Extracted data entries:
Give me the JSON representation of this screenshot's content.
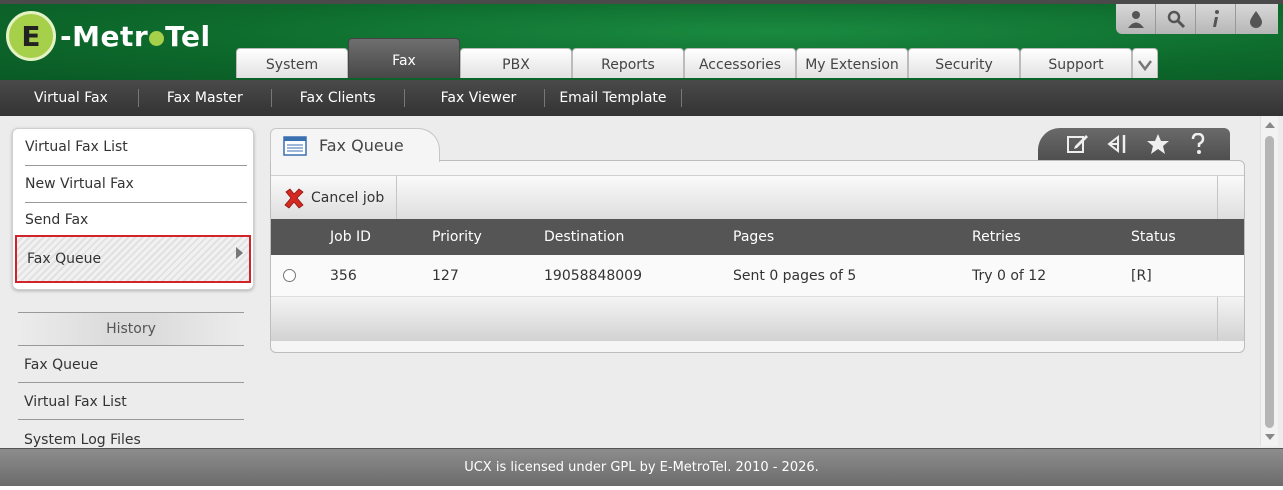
{
  "header": {
    "logo_letter": "E",
    "logo_text_a": "-Metr",
    "logo_text_b": "Tel",
    "tools": [
      "user-icon",
      "search-icon",
      "info-icon",
      "drop-icon"
    ]
  },
  "tabs": [
    {
      "label": "System",
      "active": false
    },
    {
      "label": "Fax",
      "active": true
    },
    {
      "label": "PBX",
      "active": false
    },
    {
      "label": "Reports",
      "active": false
    },
    {
      "label": "Accessories",
      "active": false
    },
    {
      "label": "My Extension",
      "active": false
    },
    {
      "label": "Security",
      "active": false
    },
    {
      "label": "Support",
      "active": false
    }
  ],
  "subnav": [
    "Virtual Fax",
    "Fax Master",
    "Fax Clients",
    "Fax Viewer",
    "Email Template"
  ],
  "sidebar": {
    "items": [
      "Virtual Fax List",
      "New Virtual Fax",
      "Send Fax",
      "Fax Queue"
    ],
    "selected": "Fax Queue",
    "history_title": "History",
    "history_items": [
      "Fax Queue",
      "Virtual Fax List",
      "System Log Files"
    ]
  },
  "panel": {
    "title": "Fax Queue",
    "tools": [
      "edit-icon",
      "collapse-icon",
      "star-icon",
      "help-icon"
    ],
    "cancel_label": "Cancel job",
    "columns": [
      "Job ID",
      "Priority",
      "Destination",
      "Pages",
      "Retries",
      "Status"
    ],
    "rows": [
      {
        "job_id": "356",
        "priority": "127",
        "destination": "19058848009",
        "pages": "Sent 0 pages of 5",
        "retries": "Try 0 of 12",
        "status": "[R]"
      }
    ]
  },
  "footer": {
    "text": "UCX is licensed under GPL by E-MetroTel. 2010 - 2026."
  }
}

Written instruction:
Give the material again exactly as it is, but keep the pictures out.

Written solution:
Give me the JSON representation of this screenshot's content.
{
  "header": {
    "logo_letter": "E",
    "logo_text_a": "-Metr",
    "logo_text_b": "Tel",
    "tools": [
      "user-icon",
      "search-icon",
      "info-icon",
      "drop-icon"
    ]
  },
  "tabs": [
    {
      "label": "System",
      "active": false
    },
    {
      "label": "Fax",
      "active": true
    },
    {
      "label": "PBX",
      "active": false
    },
    {
      "label": "Reports",
      "active": false
    },
    {
      "label": "Accessories",
      "active": false
    },
    {
      "label": "My Extension",
      "active": false
    },
    {
      "label": "Security",
      "active": false
    },
    {
      "label": "Support",
      "active": false
    }
  ],
  "subnav": [
    "Virtual Fax",
    "Fax Master",
    "Fax Clients",
    "Fax Viewer",
    "Email Template"
  ],
  "sidebar": {
    "items": [
      "Virtual Fax List",
      "New Virtual Fax",
      "Send Fax",
      "Fax Queue"
    ],
    "selected": "Fax Queue",
    "history_title": "History",
    "history_items": [
      "Fax Queue",
      "Virtual Fax List",
      "System Log Files"
    ]
  },
  "panel": {
    "title": "Fax Queue",
    "tools": [
      "edit-icon",
      "collapse-icon",
      "star-icon",
      "help-icon"
    ],
    "cancel_label": "Cancel job",
    "columns": [
      "Job ID",
      "Priority",
      "Destination",
      "Pages",
      "Retries",
      "Status"
    ],
    "rows": [
      {
        "job_id": "356",
        "priority": "127",
        "destination": "19058848009",
        "pages": "Sent 0 pages of 5",
        "retries": "Try 0 of 12",
        "status": "[R]"
      }
    ]
  },
  "footer": {
    "text": "UCX is licensed under GPL by E-MetroTel. 2010 - 2026."
  }
}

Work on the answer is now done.